Source material:

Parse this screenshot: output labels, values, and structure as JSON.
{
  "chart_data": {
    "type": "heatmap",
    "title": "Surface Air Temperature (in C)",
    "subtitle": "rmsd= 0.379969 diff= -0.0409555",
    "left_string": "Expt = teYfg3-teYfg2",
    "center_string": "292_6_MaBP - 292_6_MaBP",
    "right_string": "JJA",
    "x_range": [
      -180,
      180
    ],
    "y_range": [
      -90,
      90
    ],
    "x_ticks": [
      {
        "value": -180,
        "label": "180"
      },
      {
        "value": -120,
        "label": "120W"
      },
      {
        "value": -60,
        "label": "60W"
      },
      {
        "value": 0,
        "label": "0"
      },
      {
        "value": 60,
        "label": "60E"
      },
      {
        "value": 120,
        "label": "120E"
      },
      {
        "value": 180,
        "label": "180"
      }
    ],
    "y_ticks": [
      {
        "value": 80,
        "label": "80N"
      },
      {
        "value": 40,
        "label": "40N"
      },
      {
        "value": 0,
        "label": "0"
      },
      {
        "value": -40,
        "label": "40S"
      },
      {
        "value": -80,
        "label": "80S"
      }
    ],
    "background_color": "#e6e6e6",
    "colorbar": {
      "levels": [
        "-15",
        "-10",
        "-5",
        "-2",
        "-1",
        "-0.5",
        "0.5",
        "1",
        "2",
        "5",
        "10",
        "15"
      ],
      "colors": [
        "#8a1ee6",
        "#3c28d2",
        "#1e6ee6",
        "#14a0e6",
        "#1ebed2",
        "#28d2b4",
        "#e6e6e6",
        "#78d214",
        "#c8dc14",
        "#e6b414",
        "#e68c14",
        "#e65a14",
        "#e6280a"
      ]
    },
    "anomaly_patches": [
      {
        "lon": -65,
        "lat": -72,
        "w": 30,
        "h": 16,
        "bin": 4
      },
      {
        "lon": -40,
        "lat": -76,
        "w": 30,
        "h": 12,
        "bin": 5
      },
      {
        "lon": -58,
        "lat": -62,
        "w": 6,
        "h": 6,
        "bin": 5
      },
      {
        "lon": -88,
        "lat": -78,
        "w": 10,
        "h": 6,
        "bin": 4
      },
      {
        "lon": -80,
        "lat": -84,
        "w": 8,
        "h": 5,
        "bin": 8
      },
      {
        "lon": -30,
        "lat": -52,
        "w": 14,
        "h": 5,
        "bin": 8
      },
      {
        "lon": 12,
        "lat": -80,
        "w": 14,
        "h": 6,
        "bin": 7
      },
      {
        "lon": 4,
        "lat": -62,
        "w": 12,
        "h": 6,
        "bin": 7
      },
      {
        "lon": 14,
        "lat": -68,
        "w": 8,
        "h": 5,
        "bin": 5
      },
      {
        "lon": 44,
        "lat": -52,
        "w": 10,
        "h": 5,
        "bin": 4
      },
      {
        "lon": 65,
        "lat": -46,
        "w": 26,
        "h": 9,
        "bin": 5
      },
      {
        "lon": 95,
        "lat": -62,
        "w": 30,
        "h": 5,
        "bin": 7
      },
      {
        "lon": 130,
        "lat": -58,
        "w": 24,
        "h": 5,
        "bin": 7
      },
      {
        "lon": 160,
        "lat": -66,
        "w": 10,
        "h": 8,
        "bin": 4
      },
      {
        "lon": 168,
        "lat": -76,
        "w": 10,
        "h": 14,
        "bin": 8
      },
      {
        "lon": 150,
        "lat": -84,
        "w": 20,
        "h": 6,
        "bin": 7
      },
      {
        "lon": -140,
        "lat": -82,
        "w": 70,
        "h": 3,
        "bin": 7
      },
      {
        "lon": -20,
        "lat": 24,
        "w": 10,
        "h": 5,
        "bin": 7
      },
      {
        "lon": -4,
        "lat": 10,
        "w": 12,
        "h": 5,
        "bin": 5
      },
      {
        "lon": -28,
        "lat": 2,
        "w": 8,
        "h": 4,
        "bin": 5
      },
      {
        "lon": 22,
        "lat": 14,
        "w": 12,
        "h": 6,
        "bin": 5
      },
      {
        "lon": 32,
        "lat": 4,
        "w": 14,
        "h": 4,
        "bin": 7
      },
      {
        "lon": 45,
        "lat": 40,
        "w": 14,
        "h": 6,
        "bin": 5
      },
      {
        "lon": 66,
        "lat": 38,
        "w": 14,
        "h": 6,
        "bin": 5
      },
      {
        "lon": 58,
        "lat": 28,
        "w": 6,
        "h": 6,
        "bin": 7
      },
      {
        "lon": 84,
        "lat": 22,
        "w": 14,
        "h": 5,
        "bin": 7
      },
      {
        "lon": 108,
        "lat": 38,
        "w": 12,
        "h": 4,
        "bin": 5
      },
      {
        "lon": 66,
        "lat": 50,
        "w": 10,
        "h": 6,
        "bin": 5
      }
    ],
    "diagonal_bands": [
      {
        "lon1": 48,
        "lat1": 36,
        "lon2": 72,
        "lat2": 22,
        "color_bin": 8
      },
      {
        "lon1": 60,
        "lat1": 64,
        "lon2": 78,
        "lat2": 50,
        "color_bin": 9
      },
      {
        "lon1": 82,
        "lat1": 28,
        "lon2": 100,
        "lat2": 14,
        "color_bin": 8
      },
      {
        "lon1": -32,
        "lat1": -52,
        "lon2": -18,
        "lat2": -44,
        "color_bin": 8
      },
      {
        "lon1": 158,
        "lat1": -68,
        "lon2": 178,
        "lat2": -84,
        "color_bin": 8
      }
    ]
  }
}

Exercise brief:
Every record above should be copied exactly.

Solution for this problem:
Parse this screenshot: output labels, values, and structure as JSON.
{
  "chart_data": {
    "type": "heatmap",
    "title": "Surface Air Temperature (in C)",
    "subtitle": "rmsd= 0.379969 diff= -0.0409555",
    "left_string": "Expt = teYfg3-teYfg2",
    "center_string": "292_6_MaBP - 292_6_MaBP",
    "right_string": "JJA",
    "x_range": [
      -180,
      180
    ],
    "y_range": [
      -90,
      90
    ],
    "x_ticks": [
      {
        "value": -180,
        "label": "180"
      },
      {
        "value": -120,
        "label": "120W"
      },
      {
        "value": -60,
        "label": "60W"
      },
      {
        "value": 0,
        "label": "0"
      },
      {
        "value": 60,
        "label": "60E"
      },
      {
        "value": 120,
        "label": "120E"
      },
      {
        "value": 180,
        "label": "180"
      }
    ],
    "y_ticks": [
      {
        "value": 80,
        "label": "80N"
      },
      {
        "value": 40,
        "label": "40N"
      },
      {
        "value": 0,
        "label": "0"
      },
      {
        "value": -40,
        "label": "40S"
      },
      {
        "value": -80,
        "label": "80S"
      }
    ],
    "background_color": "#e6e6e6",
    "colorbar": {
      "levels": [
        "-15",
        "-10",
        "-5",
        "-2",
        "-1",
        "-0.5",
        "0.5",
        "1",
        "2",
        "5",
        "10",
        "15"
      ],
      "colors": [
        "#8a1ee6",
        "#3c28d2",
        "#1e6ee6",
        "#14a0e6",
        "#1ebed2",
        "#28d2b4",
        "#e6e6e6",
        "#78d214",
        "#c8dc14",
        "#e6b414",
        "#e68c14",
        "#e65a14",
        "#e6280a"
      ]
    },
    "anomaly_patches": [
      {
        "lon": -65,
        "lat": -72,
        "w": 30,
        "h": 16,
        "bin": 4
      },
      {
        "lon": -40,
        "lat": -76,
        "w": 30,
        "h": 12,
        "bin": 5
      },
      {
        "lon": -58,
        "lat": -62,
        "w": 6,
        "h": 6,
        "bin": 5
      },
      {
        "lon": -88,
        "lat": -78,
        "w": 10,
        "h": 6,
        "bin": 4
      },
      {
        "lon": -80,
        "lat": -84,
        "w": 8,
        "h": 5,
        "bin": 8
      },
      {
        "lon": -30,
        "lat": -52,
        "w": 14,
        "h": 5,
        "bin": 8
      },
      {
        "lon": 12,
        "lat": -80,
        "w": 14,
        "h": 6,
        "bin": 7
      },
      {
        "lon": 4,
        "lat": -62,
        "w": 12,
        "h": 6,
        "bin": 7
      },
      {
        "lon": 14,
        "lat": -68,
        "w": 8,
        "h": 5,
        "bin": 5
      },
      {
        "lon": 44,
        "lat": -52,
        "w": 10,
        "h": 5,
        "bin": 4
      },
      {
        "lon": 65,
        "lat": -46,
        "w": 26,
        "h": 9,
        "bin": 5
      },
      {
        "lon": 95,
        "lat": -62,
        "w": 30,
        "h": 5,
        "bin": 7
      },
      {
        "lon": 130,
        "lat": -58,
        "w": 24,
        "h": 5,
        "bin": 7
      },
      {
        "lon": 160,
        "lat": -66,
        "w": 10,
        "h": 8,
        "bin": 4
      },
      {
        "lon": 168,
        "lat": -76,
        "w": 10,
        "h": 14,
        "bin": 8
      },
      {
        "lon": 150,
        "lat": -84,
        "w": 20,
        "h": 6,
        "bin": 7
      },
      {
        "lon": -140,
        "lat": -82,
        "w": 70,
        "h": 3,
        "bin": 7
      },
      {
        "lon": -20,
        "lat": 24,
        "w": 10,
        "h": 5,
        "bin": 7
      },
      {
        "lon": -4,
        "lat": 10,
        "w": 12,
        "h": 5,
        "bin": 5
      },
      {
        "lon": -28,
        "lat": 2,
        "w": 8,
        "h": 4,
        "bin": 5
      },
      {
        "lon": 22,
        "lat": 14,
        "w": 12,
        "h": 6,
        "bin": 5
      },
      {
        "lon": 32,
        "lat": 4,
        "w": 14,
        "h": 4,
        "bin": 7
      },
      {
        "lon": 45,
        "lat": 40,
        "w": 14,
        "h": 6,
        "bin": 5
      },
      {
        "lon": 66,
        "lat": 38,
        "w": 14,
        "h": 6,
        "bin": 5
      },
      {
        "lon": 58,
        "lat": 28,
        "w": 6,
        "h": 6,
        "bin": 7
      },
      {
        "lon": 84,
        "lat": 22,
        "w": 14,
        "h": 5,
        "bin": 7
      },
      {
        "lon": 108,
        "lat": 38,
        "w": 12,
        "h": 4,
        "bin": 5
      },
      {
        "lon": 66,
        "lat": 50,
        "w": 10,
        "h": 6,
        "bin": 5
      }
    ],
    "diagonal_bands": [
      {
        "lon1": 48,
        "lat1": 36,
        "lon2": 72,
        "lat2": 22,
        "color_bin": 8
      },
      {
        "lon1": 60,
        "lat1": 64,
        "lon2": 78,
        "lat2": 50,
        "color_bin": 9
      },
      {
        "lon1": 82,
        "lat1": 28,
        "lon2": 100,
        "lat2": 14,
        "color_bin": 8
      },
      {
        "lon1": -32,
        "lat1": -52,
        "lon2": -18,
        "lat2": -44,
        "color_bin": 8
      },
      {
        "lon1": 158,
        "lat1": -68,
        "lon2": 178,
        "lat2": -84,
        "color_bin": 8
      }
    ]
  }
}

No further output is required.